What this task involves — Check each line of the data for "Ascent" and select those that have it.

Excerpts from a figure dataset:

● ● ● ● ●

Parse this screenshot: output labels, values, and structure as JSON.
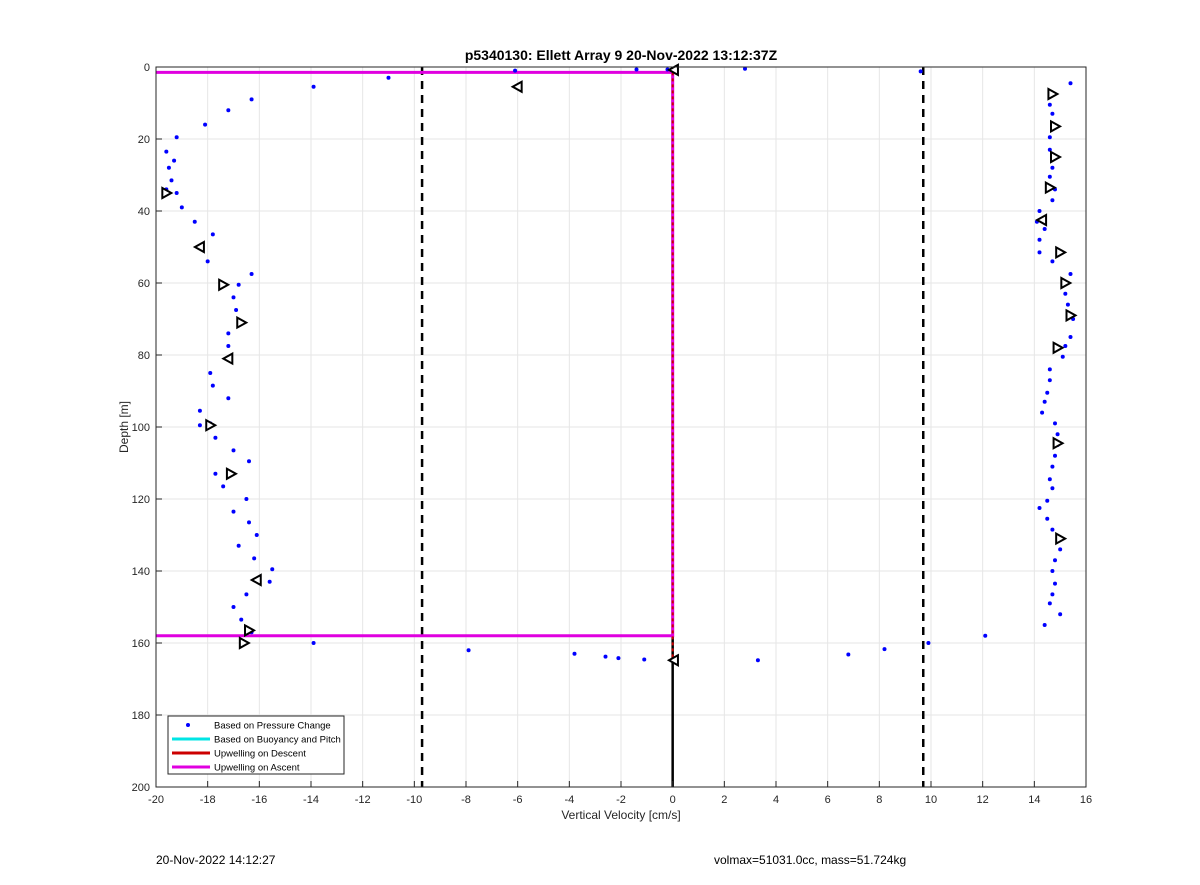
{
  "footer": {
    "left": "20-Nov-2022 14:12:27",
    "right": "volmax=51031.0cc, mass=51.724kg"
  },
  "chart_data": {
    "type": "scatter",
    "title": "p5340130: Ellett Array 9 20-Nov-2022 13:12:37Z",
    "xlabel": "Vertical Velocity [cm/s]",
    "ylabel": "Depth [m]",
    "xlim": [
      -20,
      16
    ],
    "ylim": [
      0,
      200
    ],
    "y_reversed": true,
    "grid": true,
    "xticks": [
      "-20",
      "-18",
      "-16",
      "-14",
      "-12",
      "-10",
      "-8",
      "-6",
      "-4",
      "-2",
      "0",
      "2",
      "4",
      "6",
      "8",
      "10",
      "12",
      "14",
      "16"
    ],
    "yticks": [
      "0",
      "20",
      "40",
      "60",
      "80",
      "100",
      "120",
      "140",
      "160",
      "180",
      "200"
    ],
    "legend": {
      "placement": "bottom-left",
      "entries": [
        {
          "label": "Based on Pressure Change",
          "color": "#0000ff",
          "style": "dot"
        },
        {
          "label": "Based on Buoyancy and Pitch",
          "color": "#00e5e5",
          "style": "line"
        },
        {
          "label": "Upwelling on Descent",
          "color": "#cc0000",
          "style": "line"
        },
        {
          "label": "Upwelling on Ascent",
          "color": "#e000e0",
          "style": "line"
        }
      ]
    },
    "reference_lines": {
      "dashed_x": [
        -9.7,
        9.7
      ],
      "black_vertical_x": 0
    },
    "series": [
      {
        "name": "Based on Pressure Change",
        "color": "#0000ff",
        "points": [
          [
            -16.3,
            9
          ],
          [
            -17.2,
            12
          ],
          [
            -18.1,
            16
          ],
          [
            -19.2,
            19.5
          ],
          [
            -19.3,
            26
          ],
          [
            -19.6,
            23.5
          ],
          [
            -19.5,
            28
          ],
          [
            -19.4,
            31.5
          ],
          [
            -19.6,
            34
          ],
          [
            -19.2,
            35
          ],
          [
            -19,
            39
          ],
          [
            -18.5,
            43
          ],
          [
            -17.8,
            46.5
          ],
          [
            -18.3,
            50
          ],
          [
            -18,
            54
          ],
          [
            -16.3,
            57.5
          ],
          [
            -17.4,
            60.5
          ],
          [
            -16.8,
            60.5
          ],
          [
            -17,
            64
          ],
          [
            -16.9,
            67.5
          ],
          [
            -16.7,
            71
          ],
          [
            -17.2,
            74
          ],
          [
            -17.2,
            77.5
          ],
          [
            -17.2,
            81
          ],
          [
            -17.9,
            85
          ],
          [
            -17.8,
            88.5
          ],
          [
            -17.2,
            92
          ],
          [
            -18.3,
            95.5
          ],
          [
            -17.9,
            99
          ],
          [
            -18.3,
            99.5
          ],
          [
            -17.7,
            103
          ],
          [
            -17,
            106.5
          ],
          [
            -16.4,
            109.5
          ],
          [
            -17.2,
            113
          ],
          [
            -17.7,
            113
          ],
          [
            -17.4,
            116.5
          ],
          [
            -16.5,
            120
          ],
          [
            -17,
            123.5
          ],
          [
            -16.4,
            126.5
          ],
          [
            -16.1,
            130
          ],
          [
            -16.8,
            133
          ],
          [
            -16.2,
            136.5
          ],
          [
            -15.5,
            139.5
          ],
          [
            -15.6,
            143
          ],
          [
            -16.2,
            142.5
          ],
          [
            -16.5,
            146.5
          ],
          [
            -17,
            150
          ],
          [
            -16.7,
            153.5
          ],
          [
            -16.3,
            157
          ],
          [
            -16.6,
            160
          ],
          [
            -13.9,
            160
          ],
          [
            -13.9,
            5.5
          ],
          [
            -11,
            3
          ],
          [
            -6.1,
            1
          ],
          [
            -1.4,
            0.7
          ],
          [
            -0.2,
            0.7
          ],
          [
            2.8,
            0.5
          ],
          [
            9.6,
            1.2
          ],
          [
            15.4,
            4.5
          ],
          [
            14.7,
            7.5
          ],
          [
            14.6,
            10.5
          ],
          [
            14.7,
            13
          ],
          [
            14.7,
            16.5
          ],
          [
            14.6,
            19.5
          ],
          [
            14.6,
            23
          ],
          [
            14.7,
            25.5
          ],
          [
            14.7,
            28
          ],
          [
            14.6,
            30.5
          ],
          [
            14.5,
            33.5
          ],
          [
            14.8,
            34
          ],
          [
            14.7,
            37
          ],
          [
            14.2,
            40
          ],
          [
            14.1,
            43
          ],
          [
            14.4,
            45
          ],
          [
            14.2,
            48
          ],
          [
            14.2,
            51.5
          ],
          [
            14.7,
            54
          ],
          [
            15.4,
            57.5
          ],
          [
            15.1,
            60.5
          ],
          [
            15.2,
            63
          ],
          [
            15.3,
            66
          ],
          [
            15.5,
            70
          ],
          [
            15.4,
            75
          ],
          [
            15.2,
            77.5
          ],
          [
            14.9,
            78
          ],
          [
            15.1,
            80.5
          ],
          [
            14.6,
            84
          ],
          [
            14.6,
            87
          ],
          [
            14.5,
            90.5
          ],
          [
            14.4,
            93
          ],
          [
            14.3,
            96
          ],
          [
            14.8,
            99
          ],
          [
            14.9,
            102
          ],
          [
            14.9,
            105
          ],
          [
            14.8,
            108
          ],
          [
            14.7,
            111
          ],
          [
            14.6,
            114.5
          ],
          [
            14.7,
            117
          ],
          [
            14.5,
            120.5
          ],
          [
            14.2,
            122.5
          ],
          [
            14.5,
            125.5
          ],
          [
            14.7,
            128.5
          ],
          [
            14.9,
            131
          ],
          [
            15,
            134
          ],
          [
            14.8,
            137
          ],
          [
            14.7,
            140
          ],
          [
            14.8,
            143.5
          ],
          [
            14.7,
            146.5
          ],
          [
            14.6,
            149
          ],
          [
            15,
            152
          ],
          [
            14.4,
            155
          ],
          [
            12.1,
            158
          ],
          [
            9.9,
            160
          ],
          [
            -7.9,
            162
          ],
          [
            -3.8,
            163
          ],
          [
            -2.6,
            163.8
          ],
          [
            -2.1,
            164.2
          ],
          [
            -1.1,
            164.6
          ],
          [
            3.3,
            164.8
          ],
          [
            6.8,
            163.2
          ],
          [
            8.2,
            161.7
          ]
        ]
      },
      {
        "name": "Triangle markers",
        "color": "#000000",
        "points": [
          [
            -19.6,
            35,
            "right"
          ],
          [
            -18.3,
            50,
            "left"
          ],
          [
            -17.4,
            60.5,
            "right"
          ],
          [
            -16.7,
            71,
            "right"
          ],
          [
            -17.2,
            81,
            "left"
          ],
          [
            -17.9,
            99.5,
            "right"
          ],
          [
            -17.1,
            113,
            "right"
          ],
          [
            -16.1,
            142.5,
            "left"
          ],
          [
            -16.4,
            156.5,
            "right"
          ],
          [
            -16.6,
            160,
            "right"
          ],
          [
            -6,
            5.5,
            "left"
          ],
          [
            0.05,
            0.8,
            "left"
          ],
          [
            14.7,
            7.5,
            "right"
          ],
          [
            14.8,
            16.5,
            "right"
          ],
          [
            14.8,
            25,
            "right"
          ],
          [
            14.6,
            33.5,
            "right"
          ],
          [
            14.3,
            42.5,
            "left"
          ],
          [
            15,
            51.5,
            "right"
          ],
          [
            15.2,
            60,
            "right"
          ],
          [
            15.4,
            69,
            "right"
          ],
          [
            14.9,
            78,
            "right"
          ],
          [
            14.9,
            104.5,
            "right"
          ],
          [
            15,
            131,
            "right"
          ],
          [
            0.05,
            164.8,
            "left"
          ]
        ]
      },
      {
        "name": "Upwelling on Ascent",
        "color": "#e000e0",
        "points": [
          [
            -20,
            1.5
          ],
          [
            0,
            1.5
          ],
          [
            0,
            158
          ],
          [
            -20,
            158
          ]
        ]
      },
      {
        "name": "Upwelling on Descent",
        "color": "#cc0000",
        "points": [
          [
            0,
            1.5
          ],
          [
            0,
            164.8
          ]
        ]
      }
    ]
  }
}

● ● ● ● ●

Answer to this exercise —
          "label": "Upwelling on Ascent",
        "name": "Upwelling on Ascent",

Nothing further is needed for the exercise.